→ What needs to be done: Reproduce each line of the listing exactly.

= = = = =

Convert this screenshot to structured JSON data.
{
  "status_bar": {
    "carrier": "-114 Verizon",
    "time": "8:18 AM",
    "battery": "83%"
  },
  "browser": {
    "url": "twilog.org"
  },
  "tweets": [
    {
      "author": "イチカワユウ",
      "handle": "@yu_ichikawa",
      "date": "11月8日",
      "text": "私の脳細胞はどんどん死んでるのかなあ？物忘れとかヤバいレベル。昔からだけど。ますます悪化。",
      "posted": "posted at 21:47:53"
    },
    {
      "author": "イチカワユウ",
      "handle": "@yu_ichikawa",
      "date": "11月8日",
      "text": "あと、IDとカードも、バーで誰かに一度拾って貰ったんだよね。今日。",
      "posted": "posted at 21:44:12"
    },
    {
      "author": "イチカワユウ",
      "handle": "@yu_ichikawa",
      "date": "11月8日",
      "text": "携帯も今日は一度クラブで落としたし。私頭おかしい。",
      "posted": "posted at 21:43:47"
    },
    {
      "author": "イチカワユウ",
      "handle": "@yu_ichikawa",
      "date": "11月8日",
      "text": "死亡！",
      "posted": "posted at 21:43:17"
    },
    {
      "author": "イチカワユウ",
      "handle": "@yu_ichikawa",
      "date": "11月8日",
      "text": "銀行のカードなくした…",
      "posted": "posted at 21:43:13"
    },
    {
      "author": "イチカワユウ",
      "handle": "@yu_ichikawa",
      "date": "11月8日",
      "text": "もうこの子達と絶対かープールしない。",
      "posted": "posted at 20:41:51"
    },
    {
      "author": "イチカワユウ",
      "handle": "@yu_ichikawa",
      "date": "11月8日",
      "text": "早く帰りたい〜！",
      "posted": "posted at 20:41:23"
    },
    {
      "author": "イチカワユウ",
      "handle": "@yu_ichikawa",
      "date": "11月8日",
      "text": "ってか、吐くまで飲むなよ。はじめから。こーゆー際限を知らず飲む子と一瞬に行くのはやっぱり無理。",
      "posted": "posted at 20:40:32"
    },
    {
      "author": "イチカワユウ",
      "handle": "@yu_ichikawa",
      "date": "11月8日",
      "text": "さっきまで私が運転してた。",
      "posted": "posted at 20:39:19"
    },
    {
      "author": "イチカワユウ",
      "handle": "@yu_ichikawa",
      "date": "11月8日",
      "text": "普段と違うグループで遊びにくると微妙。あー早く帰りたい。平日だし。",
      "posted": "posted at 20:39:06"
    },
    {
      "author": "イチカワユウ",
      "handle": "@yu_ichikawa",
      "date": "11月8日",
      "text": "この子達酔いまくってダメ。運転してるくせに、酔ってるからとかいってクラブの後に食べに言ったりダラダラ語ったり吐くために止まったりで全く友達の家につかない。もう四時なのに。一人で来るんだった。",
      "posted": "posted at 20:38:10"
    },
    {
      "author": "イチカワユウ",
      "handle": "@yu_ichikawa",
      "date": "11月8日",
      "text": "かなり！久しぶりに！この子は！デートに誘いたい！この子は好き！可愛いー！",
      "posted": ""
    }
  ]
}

= = = = =

→ Written response:
Convert this screenshot to structured JSON data.
{
  "status_bar": {
    "carrier": "-114 Verizon",
    "time": "8:18 AM",
    "battery": "83%"
  },
  "browser": {
    "url": "twilog.org"
  },
  "tweets": [
    {
      "author": "イチカワユウ",
      "handle": "@yu_ichikawa",
      "date": "11月8日",
      "text": "私の脳細胞はどんどん死んでるのかなあ？物忘れとかヤバいレベル。昔からだけど。ますます悪化。",
      "posted": "posted at 21:47:53"
    },
    {
      "author": "イチカワユウ",
      "handle": "@yu_ichikawa",
      "date": "11月8日",
      "text": "あと、IDとカードも、バーで誰かに一度拾って貰ったんだよね。今日。",
      "posted": "posted at 21:44:12"
    },
    {
      "author": "イチカワユウ",
      "handle": "@yu_ichikawa",
      "date": "11月8日",
      "text": "携帯も今日は一度クラブで落としたし。私頭おかしい。",
      "posted": "posted at 21:43:47"
    },
    {
      "author": "イチカワユウ",
      "handle": "@yu_ichikawa",
      "date": "11月8日",
      "text": "死亡！",
      "posted": "posted at 21:43:17"
    },
    {
      "author": "イチカワユウ",
      "handle": "@yu_ichikawa",
      "date": "11月8日",
      "text": "銀行のカードなくした…",
      "posted": "posted at 21:43:13"
    },
    {
      "author": "イチカワユウ",
      "handle": "@yu_ichikawa",
      "date": "11月8日",
      "text": "もうこの子達と絶対かープールしない。",
      "posted": "posted at 20:41:51"
    },
    {
      "author": "イチカワユウ",
      "handle": "@yu_ichikawa",
      "date": "11月8日",
      "text": "早く帰りたい〜！",
      "posted": "posted at 20:41:23"
    },
    {
      "author": "イチカワユウ",
      "handle": "@yu_ichikawa",
      "date": "11月8日",
      "text": "ってか、吐くまで飲むなよ。はじめから。こーゆー際限を知らず飲む子と一瞬に行くのはやっぱり無理。",
      "posted": "posted at 20:40:32"
    },
    {
      "author": "イチカワユウ",
      "handle": "@yu_ichikawa",
      "date": "11月8日",
      "text": "さっきまで私が運転してた。",
      "posted": "posted at 20:39:19"
    },
    {
      "author": "イチカワユウ",
      "handle": "@yu_ichikawa",
      "date": "11月8日",
      "text": "普段と違うグループで遊びにくると微妙。あー早く帰りたい。平日だし。",
      "posted": "posted at 20:39:06"
    },
    {
      "author": "イチカワユウ",
      "handle": "@yu_ichikawa",
      "date": "11月8日",
      "text": "この子達酔いまくってダメ。運転してるくせに、酔ってるからとかいってクラブの後に食べに言ったりダラダラ語ったり吐くために止まったりで全く友達の家につかない。もう四時なのに。一人で来るんだった。",
      "posted": "posted at 20:38:10"
    },
    {
      "author": "イチカワユウ",
      "handle": "@yu_ichikawa",
      "date": "11月8日",
      "text": "かなり！久しぶりに！この子は！デートに誘いたい！この子は好き！可愛いー！",
      "posted": ""
    }
  ]
}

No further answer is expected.